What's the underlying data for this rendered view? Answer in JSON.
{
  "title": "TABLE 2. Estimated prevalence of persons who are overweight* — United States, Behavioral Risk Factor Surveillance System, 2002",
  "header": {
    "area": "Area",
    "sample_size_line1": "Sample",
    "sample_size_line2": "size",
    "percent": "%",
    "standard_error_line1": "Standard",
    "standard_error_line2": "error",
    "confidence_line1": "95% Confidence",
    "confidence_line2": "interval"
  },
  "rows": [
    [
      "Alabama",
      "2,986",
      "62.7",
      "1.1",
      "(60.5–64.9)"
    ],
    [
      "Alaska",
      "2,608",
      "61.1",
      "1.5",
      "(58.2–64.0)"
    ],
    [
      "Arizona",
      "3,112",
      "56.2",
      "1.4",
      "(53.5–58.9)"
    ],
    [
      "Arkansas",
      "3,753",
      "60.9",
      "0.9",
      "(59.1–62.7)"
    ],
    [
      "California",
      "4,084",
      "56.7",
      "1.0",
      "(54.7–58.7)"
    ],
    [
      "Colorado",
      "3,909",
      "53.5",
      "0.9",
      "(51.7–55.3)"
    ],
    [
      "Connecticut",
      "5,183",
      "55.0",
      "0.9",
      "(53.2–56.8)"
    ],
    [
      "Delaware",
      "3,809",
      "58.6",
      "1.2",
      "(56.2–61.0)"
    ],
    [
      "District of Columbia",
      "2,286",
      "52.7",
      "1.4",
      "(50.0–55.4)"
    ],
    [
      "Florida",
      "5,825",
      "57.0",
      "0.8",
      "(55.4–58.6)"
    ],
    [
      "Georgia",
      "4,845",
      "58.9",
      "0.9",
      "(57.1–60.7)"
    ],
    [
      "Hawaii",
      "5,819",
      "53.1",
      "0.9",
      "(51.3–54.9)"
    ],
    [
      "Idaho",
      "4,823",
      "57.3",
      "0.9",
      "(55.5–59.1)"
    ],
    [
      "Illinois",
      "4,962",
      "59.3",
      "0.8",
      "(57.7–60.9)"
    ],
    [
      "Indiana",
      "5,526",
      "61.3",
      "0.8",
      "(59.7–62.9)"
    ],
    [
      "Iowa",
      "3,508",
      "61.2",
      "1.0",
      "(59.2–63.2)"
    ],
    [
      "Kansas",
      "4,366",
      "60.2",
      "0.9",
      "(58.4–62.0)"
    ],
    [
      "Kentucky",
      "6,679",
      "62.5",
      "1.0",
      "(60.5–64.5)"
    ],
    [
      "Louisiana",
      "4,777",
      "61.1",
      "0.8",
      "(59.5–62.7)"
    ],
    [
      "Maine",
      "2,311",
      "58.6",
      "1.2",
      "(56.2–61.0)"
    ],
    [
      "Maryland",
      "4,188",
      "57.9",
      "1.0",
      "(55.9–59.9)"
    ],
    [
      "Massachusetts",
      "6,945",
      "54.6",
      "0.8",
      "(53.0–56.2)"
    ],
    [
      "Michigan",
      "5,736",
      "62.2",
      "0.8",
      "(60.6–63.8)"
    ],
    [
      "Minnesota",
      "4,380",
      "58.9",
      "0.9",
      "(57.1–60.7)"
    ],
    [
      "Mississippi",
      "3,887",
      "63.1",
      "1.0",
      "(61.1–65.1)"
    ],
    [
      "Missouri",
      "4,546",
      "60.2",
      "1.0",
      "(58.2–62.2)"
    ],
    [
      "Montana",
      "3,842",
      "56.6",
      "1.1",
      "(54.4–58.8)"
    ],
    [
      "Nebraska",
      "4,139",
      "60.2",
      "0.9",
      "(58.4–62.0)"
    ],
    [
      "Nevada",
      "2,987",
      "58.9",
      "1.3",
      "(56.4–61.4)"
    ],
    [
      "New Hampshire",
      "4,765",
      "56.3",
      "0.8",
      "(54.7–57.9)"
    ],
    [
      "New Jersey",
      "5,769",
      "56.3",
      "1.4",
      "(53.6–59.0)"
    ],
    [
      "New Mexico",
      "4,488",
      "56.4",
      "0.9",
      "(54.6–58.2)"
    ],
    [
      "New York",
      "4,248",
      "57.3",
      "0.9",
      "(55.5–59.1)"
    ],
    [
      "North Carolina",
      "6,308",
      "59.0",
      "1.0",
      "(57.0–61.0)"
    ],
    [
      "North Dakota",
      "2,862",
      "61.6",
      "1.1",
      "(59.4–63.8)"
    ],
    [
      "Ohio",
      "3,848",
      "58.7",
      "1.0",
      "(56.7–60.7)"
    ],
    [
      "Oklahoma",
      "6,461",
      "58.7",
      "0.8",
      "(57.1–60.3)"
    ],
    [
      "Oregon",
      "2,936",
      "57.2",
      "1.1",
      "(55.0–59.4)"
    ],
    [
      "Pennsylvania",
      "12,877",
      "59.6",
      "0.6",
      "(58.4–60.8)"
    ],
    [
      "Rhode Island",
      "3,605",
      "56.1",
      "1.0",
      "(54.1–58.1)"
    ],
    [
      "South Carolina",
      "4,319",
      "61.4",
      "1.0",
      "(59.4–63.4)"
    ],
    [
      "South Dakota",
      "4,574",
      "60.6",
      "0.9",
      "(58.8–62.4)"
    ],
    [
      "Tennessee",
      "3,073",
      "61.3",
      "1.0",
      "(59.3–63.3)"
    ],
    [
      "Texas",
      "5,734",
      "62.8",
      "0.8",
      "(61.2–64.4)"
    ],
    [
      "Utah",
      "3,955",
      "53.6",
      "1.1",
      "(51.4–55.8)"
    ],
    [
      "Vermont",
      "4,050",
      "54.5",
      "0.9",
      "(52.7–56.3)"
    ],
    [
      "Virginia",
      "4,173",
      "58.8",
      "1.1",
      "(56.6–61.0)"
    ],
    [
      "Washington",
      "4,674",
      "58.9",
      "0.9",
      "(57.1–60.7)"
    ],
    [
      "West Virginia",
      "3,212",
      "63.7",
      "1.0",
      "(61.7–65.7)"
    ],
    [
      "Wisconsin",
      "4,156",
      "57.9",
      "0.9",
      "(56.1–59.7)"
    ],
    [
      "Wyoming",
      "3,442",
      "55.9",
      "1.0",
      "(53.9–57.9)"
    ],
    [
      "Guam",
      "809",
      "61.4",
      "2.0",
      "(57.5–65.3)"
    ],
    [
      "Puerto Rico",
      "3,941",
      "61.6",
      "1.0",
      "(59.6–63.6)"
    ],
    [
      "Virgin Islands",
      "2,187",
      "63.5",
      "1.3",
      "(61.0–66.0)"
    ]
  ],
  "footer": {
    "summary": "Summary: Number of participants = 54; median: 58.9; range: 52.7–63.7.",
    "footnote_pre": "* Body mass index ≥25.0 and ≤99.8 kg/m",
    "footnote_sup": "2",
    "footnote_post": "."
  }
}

==

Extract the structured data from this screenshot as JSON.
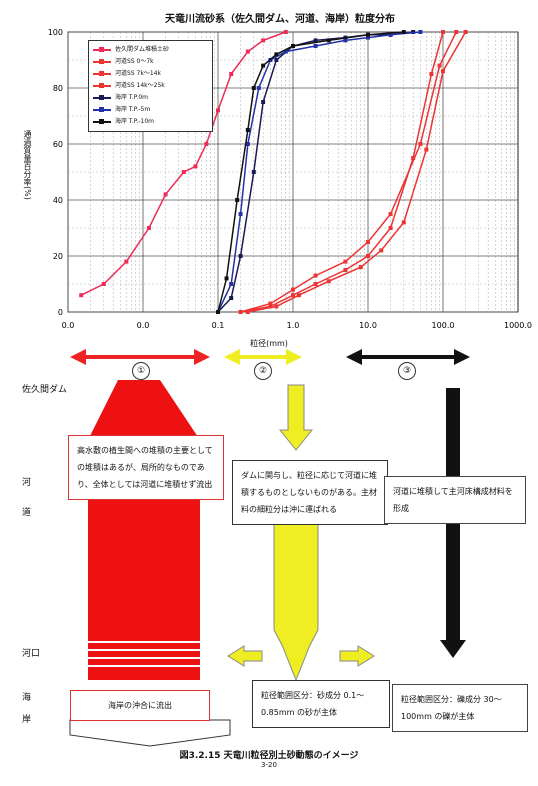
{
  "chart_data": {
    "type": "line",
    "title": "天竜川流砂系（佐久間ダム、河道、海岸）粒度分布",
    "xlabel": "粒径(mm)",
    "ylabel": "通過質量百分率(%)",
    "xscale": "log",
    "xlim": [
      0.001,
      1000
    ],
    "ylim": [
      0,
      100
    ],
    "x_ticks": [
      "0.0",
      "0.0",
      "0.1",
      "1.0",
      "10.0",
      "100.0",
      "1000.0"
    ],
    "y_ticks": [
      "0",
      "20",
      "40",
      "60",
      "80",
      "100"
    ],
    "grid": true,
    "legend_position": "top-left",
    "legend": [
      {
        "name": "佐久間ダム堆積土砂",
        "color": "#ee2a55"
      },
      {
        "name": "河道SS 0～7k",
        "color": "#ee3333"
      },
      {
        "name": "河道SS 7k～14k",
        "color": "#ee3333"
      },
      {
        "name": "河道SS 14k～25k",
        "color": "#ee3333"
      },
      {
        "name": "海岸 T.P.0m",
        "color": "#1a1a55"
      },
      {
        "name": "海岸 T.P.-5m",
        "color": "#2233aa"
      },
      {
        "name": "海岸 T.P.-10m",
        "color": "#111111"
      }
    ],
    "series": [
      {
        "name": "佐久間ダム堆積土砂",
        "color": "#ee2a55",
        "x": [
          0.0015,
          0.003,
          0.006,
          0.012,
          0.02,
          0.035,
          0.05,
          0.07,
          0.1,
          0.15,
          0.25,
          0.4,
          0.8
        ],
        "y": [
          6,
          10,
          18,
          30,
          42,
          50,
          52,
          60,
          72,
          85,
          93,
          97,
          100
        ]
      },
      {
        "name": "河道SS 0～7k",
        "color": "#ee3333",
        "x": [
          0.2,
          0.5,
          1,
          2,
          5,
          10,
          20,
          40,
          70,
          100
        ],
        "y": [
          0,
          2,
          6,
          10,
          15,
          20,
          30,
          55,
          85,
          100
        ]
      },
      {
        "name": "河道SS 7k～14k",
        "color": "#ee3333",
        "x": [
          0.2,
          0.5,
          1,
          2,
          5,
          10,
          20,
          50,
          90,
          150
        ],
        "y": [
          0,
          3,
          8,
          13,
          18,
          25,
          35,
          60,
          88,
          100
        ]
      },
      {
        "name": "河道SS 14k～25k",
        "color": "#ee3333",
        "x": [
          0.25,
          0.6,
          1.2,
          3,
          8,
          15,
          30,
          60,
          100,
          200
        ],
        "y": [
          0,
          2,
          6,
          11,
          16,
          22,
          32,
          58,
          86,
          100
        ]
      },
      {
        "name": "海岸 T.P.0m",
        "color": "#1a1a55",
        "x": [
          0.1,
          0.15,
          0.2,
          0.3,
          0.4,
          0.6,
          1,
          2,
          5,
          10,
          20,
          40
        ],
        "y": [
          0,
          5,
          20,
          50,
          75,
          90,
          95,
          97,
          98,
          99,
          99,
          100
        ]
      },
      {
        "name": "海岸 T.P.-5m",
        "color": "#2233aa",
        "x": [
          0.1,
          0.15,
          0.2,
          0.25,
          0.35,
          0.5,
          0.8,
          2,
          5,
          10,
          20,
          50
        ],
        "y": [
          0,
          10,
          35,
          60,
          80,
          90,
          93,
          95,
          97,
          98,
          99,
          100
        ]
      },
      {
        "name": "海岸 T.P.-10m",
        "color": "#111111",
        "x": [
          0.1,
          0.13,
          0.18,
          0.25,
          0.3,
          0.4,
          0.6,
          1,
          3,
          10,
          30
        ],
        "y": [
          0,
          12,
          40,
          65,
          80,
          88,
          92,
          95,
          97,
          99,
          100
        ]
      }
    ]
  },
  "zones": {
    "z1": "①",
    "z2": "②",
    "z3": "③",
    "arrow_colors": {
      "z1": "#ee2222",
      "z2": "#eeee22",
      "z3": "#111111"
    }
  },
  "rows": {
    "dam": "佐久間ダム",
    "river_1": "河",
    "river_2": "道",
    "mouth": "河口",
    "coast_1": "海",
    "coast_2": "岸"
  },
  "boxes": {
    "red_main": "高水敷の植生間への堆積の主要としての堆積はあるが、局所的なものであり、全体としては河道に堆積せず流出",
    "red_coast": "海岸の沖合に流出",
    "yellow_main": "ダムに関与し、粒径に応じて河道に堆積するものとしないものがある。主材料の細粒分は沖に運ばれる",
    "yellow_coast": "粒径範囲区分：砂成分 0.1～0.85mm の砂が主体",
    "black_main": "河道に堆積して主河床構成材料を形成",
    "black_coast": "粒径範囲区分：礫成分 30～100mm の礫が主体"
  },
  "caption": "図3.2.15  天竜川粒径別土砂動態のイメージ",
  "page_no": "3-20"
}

* [Instructions for the task]:
From the entries above, collect every line with the string "title" in it.

* [Complete answer]:
  "title": "TABLE 2. Estimated prevalence of persons who are overweight* — United States, Behavioral Risk Factor Surveillance System, 2002",
    "title": "天竜川流砂系（佐久間ダム、河道、海岸）粒度分布",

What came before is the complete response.